== Written request ==
Below are the records; copy each line in them that holds the word "structured".

Start of Material shown

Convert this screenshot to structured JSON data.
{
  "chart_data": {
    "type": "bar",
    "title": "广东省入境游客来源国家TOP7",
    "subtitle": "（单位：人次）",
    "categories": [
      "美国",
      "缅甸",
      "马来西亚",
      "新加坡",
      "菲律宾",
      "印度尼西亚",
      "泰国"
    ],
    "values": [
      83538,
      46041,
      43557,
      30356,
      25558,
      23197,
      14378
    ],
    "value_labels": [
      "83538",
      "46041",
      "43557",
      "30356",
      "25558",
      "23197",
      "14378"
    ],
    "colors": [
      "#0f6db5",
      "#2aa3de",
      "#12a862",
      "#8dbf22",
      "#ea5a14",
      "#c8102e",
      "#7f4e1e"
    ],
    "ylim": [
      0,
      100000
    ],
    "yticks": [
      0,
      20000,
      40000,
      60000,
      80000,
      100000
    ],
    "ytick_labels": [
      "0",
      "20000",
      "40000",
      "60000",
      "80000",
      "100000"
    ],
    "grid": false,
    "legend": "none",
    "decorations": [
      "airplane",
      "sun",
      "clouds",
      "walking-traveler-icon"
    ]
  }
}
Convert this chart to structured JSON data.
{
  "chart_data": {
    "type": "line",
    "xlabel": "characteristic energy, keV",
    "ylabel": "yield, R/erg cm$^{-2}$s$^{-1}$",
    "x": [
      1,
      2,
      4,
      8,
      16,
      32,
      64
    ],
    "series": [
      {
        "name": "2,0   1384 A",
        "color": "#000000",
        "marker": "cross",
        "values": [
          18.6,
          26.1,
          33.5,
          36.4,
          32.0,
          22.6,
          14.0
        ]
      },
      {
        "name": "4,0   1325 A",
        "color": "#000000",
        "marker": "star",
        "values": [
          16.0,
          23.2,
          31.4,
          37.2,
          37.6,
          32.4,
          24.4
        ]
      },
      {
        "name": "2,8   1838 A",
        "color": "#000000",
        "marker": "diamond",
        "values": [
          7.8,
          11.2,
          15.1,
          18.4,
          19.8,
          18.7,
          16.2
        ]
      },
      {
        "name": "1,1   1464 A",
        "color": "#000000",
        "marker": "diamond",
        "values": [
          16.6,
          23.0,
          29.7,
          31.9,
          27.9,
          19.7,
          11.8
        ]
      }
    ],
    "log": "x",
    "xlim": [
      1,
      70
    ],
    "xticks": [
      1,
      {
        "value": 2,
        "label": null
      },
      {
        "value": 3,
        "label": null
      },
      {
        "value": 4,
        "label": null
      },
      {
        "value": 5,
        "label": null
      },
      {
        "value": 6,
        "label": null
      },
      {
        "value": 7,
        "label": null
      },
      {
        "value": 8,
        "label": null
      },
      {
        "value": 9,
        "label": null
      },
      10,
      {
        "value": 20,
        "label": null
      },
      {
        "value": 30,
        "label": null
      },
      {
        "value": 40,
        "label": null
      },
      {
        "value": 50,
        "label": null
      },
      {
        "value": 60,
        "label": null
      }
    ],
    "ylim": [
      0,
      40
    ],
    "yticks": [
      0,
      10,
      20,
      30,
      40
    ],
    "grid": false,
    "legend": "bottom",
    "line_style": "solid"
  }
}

End of Material shown

== Solution for this problem ==
Convert this screenshot to structured JSON data.
Convert this chart to structured JSON data.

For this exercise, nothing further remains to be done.